→ Work to be completed
Write out the listing exactly as it is given.

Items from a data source
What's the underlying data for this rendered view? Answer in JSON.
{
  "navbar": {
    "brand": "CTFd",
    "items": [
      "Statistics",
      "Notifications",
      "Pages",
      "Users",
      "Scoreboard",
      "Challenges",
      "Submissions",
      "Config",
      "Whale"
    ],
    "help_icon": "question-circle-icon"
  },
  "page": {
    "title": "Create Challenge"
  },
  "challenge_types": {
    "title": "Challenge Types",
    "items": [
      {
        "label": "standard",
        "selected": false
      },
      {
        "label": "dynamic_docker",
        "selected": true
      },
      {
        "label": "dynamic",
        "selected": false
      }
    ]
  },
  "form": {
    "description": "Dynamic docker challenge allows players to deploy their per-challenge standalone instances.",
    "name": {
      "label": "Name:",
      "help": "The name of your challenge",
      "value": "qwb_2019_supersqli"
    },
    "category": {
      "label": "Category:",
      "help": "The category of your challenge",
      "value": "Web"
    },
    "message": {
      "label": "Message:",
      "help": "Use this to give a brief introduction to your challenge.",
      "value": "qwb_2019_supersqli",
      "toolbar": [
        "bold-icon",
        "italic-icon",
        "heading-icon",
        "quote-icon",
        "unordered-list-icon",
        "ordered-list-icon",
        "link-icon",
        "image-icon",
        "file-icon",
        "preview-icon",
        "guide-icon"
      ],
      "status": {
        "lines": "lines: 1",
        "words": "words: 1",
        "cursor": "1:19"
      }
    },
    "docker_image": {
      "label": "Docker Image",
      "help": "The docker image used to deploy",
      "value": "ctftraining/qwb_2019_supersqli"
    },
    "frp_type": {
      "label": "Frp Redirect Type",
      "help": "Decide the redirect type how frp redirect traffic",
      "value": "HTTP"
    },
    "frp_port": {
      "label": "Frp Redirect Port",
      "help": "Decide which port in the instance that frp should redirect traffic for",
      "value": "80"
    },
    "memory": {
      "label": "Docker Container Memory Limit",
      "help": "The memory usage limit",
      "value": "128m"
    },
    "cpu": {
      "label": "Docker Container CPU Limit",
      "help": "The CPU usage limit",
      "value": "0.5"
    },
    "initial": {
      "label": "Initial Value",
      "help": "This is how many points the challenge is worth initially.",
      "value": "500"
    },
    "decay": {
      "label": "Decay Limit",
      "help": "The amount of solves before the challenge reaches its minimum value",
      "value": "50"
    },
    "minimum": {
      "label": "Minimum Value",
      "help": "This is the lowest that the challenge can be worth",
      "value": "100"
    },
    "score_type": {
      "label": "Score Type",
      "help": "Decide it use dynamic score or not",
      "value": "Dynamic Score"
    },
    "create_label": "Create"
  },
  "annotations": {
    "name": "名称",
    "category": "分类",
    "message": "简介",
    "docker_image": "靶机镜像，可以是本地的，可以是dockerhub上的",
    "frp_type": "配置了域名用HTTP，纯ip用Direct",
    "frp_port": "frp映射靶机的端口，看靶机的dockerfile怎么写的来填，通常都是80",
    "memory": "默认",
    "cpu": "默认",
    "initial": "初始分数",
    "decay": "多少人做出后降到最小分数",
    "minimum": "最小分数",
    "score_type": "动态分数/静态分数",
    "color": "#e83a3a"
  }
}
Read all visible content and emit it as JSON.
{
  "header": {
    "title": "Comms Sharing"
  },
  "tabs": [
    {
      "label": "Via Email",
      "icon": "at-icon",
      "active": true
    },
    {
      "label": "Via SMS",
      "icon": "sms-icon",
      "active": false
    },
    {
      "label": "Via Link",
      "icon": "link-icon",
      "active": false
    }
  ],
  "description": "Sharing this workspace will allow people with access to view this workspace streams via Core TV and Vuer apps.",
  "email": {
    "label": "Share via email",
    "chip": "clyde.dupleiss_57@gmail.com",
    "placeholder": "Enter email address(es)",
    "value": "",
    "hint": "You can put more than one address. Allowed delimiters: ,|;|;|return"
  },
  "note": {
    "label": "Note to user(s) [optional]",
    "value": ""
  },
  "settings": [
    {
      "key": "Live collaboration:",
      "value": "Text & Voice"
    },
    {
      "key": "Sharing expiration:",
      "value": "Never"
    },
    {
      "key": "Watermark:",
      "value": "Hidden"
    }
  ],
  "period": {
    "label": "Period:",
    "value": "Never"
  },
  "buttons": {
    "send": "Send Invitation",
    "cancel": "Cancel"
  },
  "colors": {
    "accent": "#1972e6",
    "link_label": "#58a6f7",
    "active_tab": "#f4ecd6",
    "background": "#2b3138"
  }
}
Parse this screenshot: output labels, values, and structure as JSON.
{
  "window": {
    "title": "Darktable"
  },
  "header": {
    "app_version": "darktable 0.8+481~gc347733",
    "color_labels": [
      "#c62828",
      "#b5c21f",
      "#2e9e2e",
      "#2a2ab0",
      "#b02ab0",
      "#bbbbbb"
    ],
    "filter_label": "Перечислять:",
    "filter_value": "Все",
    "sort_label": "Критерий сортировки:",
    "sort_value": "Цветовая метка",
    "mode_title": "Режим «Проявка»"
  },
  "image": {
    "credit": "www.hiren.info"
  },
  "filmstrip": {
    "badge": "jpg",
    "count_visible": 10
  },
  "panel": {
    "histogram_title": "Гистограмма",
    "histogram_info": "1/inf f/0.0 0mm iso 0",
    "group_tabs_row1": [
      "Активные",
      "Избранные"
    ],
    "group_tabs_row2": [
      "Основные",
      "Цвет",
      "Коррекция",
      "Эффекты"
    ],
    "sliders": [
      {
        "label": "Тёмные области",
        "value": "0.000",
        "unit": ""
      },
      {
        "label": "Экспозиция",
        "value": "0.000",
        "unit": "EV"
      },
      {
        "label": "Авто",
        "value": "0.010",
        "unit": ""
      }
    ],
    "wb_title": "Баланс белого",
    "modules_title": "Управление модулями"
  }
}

→ Written response
What's the underlying data for this rendered view? Answer in JSON.
{
  "navbar": {
    "brand": "CTFd",
    "items": [
      "Statistics",
      "Notifications",
      "Pages",
      "Users",
      "Scoreboard",
      "Challenges",
      "Submissions",
      "Config",
      "Whale"
    ],
    "help_icon": "question-circle-icon"
  },
  "page": {
    "title": "Create Challenge"
  },
  "challenge_types": {
    "title": "Challenge Types",
    "items": [
      {
        "label": "standard",
        "selected": false
      },
      {
        "label": "dynamic_docker",
        "selected": true
      },
      {
        "label": "dynamic",
        "selected": false
      }
    ]
  },
  "form": {
    "description": "Dynamic docker challenge allows players to deploy their per-challenge standalone instances.",
    "name": {
      "label": "Name:",
      "help": "The name of your challenge",
      "value": "qwb_2019_supersqli"
    },
    "category": {
      "label": "Category:",
      "help": "The category of your challenge",
      "value": "Web"
    },
    "message": {
      "label": "Message:",
      "help": "Use this to give a brief introduction to your challenge.",
      "value": "qwb_2019_supersqli",
      "toolbar": [
        "bold-icon",
        "italic-icon",
        "heading-icon",
        "quote-icon",
        "unordered-list-icon",
        "ordered-list-icon",
        "link-icon",
        "image-icon",
        "file-icon",
        "preview-icon",
        "guide-icon"
      ],
      "status": {
        "lines": "lines: 1",
        "words": "words: 1",
        "cursor": "1:19"
      }
    },
    "docker_image": {
      "label": "Docker Image",
      "help": "The docker image used to deploy",
      "value": "ctftraining/qwb_2019_supersqli"
    },
    "frp_type": {
      "label": "Frp Redirect Type",
      "help": "Decide the redirect type how frp redirect traffic",
      "value": "HTTP"
    },
    "frp_port": {
      "label": "Frp Redirect Port",
      "help": "Decide which port in the instance that frp should redirect traffic for",
      "value": "80"
    },
    "memory": {
      "label": "Docker Container Memory Limit",
      "help": "The memory usage limit",
      "value": "128m"
    },
    "cpu": {
      "label": "Docker Container CPU Limit",
      "help": "The CPU usage limit",
      "value": "0.5"
    },
    "initial": {
      "label": "Initial Value",
      "help": "This is how many points the challenge is worth initially.",
      "value": "500"
    },
    "decay": {
      "label": "Decay Limit",
      "help": "The amount of solves before the challenge reaches its minimum value",
      "value": "50"
    },
    "minimum": {
      "label": "Minimum Value",
      "help": "This is the lowest that the challenge can be worth",
      "value": "100"
    },
    "score_type": {
      "label": "Score Type",
      "help": "Decide it use dynamic score or not",
      "value": "Dynamic Score"
    },
    "create_label": "Create"
  },
  "annotations": {
    "name": "名称",
    "category": "分类",
    "message": "简介",
    "docker_image": "靶机镜像，可以是本地的，可以是dockerhub上的",
    "frp_type": "配置了域名用HTTP，纯ip用Direct",
    "frp_port": "frp映射靶机的端口，看靶机的dockerfile怎么写的来填，通常都是80",
    "memory": "默认",
    "cpu": "默认",
    "initial": "初始分数",
    "decay": "多少人做出后降到最小分数",
    "minimum": "最小分数",
    "score_type": "动态分数/静态分数",
    "color": "#e83a3a"
  }
}
Read all visible content and emit it as JSON.
{
  "header": {
    "title": "Comms Sharing"
  },
  "tabs": [
    {
      "label": "Via Email",
      "icon": "at-icon",
      "active": true
    },
    {
      "label": "Via SMS",
      "icon": "sms-icon",
      "active": false
    },
    {
      "label": "Via Link",
      "icon": "link-icon",
      "active": false
    }
  ],
  "description": "Sharing this workspace will allow people with access to view this workspace streams via Core TV and Vuer apps.",
  "email": {
    "label": "Share via email",
    "chip": "clyde.dupleiss_57@gmail.com",
    "placeholder": "Enter email address(es)",
    "value": "",
    "hint": "You can put more than one address. Allowed delimiters: ,|;|;|return"
  },
  "note": {
    "label": "Note to user(s) [optional]",
    "value": ""
  },
  "settings": [
    {
      "key": "Live collaboration:",
      "value": "Text & Voice"
    },
    {
      "key": "Sharing expiration:",
      "value": "Never"
    },
    {
      "key": "Watermark:",
      "value": "Hidden"
    }
  ],
  "period": {
    "label": "Period:",
    "value": "Never"
  },
  "buttons": {
    "send": "Send Invitation",
    "cancel": "Cancel"
  },
  "colors": {
    "accent": "#1972e6",
    "link_label": "#58a6f7",
    "active_tab": "#f4ecd6",
    "background": "#2b3138"
  }
}
Parse this screenshot: output labels, values, and structure as JSON.
{
  "window": {
    "title": "Darktable"
  },
  "header": {
    "app_version": "darktable 0.8+481~gc347733",
    "color_labels": [
      "#c62828",
      "#b5c21f",
      "#2e9e2e",
      "#2a2ab0",
      "#b02ab0",
      "#bbbbbb"
    ],
    "filter_label": "Перечислять:",
    "filter_value": "Все",
    "sort_label": "Критерий сортировки:",
    "sort_value": "Цветовая метка",
    "mode_title": "Режим «Проявка»"
  },
  "image": {
    "credit": "www.hiren.info"
  },
  "filmstrip": {
    "badge": "jpg",
    "count_visible": 10
  },
  "panel": {
    "histogram_title": "Гистограмма",
    "histogram_info": "1/inf f/0.0 0mm iso 0",
    "group_tabs_row1": [
      "Активные",
      "Избранные"
    ],
    "group_tabs_row2": [
      "Основные",
      "Цвет",
      "Коррекция",
      "Эффекты"
    ],
    "sliders": [
      {
        "label": "Тёмные области",
        "value": "0.000",
        "unit": ""
      },
      {
        "label": "Экспозиция",
        "value": "0.000",
        "unit": "EV"
      },
      {
        "label": "Авто",
        "value": "0.010",
        "unit": ""
      }
    ],
    "wb_title": "Баланс белого",
    "modules_title": "Управление модулями"
  }
}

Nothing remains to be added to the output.